RECORDS SHOWN:
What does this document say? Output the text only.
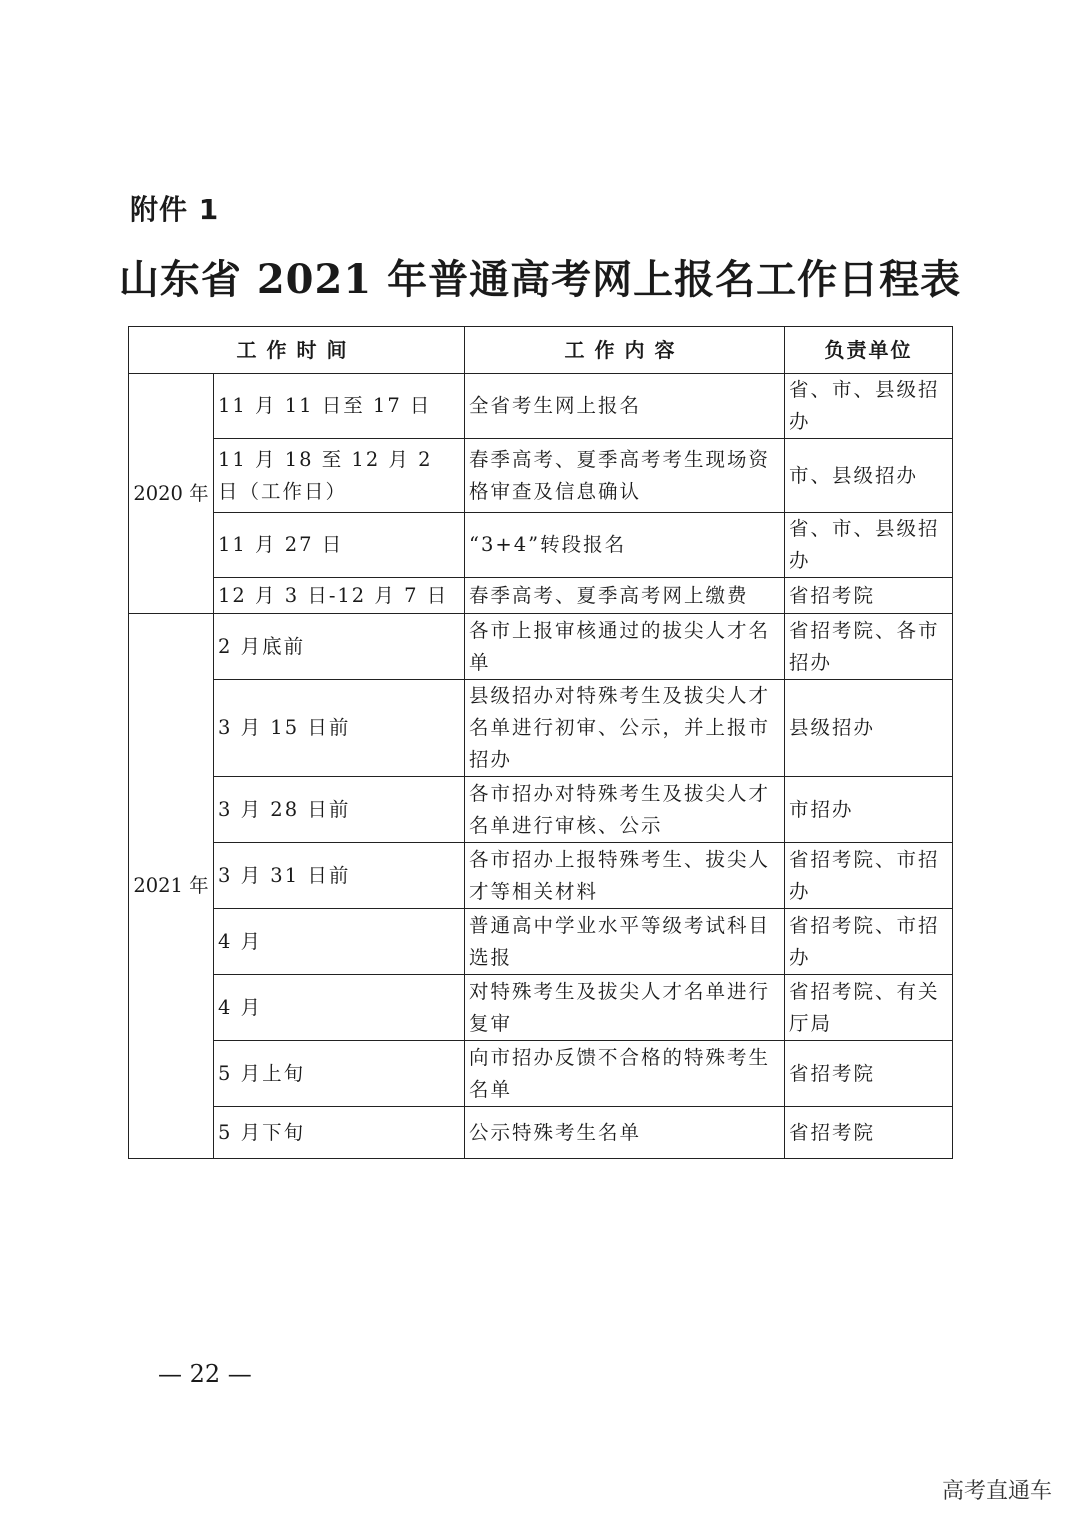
附件 1
山东省 2021 年普通高考网上报名工作日程表
工作时间		工作内容	负责单位
2020 年	11 月 11 日至 17 日	全省考生网上报名	省、市、县级招办
	11 月 18 至 12 月 2 日（工作日）	春季高考、夏季高考考生现场资格审查及信息确认	市、县级招办
	11 月 27 日	“3+4”转段报名	省、市、县级招办
	12 月 3 日-12 月 7 日	春季高考、夏季高考网上缴费	省招考院
2021 年	2 月底前	各市上报审核通过的拔尖人才名单	省招考院、各市招办
	3 月 15 日前	县级招办对特殊考生及拔尖人才名单进行初审、公示，并上报市招办	县级招办
	3 月 28 日前	各市招办对特殊考生及拔尖人才名单进行审核、公示	市招办
	3 月 31 日前	各市招办上报特殊考生、拔尖人才等相关材料	省招考院、市招办
	4 月	普通高中学业水平等级考试科目选报	省招考院、市招办
	4 月	对特殊考生及拔尖人才名单进行复审	省招考院、有关厅局
	5 月上旬	向市招办反馈不合格的特殊考生名单	省招考院
	5 月下旬	公示特殊考生名单	省招考院
— 22 —
高考直通车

GOAL:
Without the pictures, output the full listing exactly as it stands.

RESPONSE:
What does this document say? Output the text only.
附件 1
山东省 2021 年普通高考网上报名工作日程表
工作时间		工作内容	负责单位
2020 年	11 月 11 日至 17 日	全省考生网上报名	省、市、县级招办
	11 月 18 至 12 月 2 日（工作日）	春季高考、夏季高考考生现场资格审查及信息确认	市、县级招办
	11 月 27 日	“3+4”转段报名	省、市、县级招办
	12 月 3 日-12 月 7 日	春季高考、夏季高考网上缴费	省招考院
2021 年	2 月底前	各市上报审核通过的拔尖人才名单	省招考院、各市招办
	3 月 15 日前	县级招办对特殊考生及拔尖人才名单进行初审、公示，并上报市招办	县级招办
	3 月 28 日前	各市招办对特殊考生及拔尖人才名单进行审核、公示	市招办
	3 月 31 日前	各市招办上报特殊考生、拔尖人才等相关材料	省招考院、市招办
	4 月	普通高中学业水平等级考试科目选报	省招考院、市招办
	4 月	对特殊考生及拔尖人才名单进行复审	省招考院、有关厅局
	5 月上旬	向市招办反馈不合格的特殊考生名单	省招考院
	5 月下旬	公示特殊考生名单	省招考院
— 22 —
高考直通车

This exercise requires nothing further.